Quote every line below exactly as it reads.

§ A run of records
* begin *

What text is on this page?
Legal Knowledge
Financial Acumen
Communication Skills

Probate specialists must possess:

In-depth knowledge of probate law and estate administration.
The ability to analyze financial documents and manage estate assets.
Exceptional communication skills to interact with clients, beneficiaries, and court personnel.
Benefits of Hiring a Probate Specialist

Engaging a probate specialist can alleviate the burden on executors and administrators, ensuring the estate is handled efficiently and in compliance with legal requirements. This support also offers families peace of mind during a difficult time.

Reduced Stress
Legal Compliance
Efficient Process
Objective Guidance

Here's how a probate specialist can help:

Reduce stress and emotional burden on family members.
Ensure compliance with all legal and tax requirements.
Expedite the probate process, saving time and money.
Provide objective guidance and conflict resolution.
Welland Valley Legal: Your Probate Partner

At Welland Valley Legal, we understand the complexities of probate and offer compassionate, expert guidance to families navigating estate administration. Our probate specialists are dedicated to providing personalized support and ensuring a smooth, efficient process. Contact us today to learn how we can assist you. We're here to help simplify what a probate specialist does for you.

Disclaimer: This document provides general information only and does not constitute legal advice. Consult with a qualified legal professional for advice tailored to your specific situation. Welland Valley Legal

* end *

§ Exercise response
What text is on this page?
Legal Knowledge
Financial Acumen
Communication Skills

Probate specialists must possess:

In-depth knowledge of probate law and estate administration.
The ability to analyze financial documents and manage estate assets.
Exceptional communication skills to interact with clients, beneficiaries, and court personnel.
Benefits of Hiring a Probate Specialist

Engaging a probate specialist can alleviate the burden on executors and administrators, ensuring the estate is handled efficiently and in compliance with legal requirements. This support also offers families peace of mind during a difficult time.

Reduced Stress
Legal Compliance
Efficient Process
Objective Guidance

Here's how a probate specialist can help:

Reduce stress and emotional burden on family members.
Ensure compliance with all legal and tax requirements.
Expedite the probate process, saving time and money.
Provide objective guidance and conflict resolution.
Welland Valley Legal: Your Probate Partner

At Welland Valley Legal, we understand the complexities of probate and offer compassionate, expert guidance to families navigating estate administration. Our probate specialists are dedicated to providing personalized support and ensuring a smooth, efficient process. Contact us today to learn how we can assist you. We're here to help simplify what a probate specialist does for you.

Disclaimer: This document provides general information only and does not constitute legal advice. Consult with a qualified legal professional for advice tailored to your specific situation. Welland Valley Legal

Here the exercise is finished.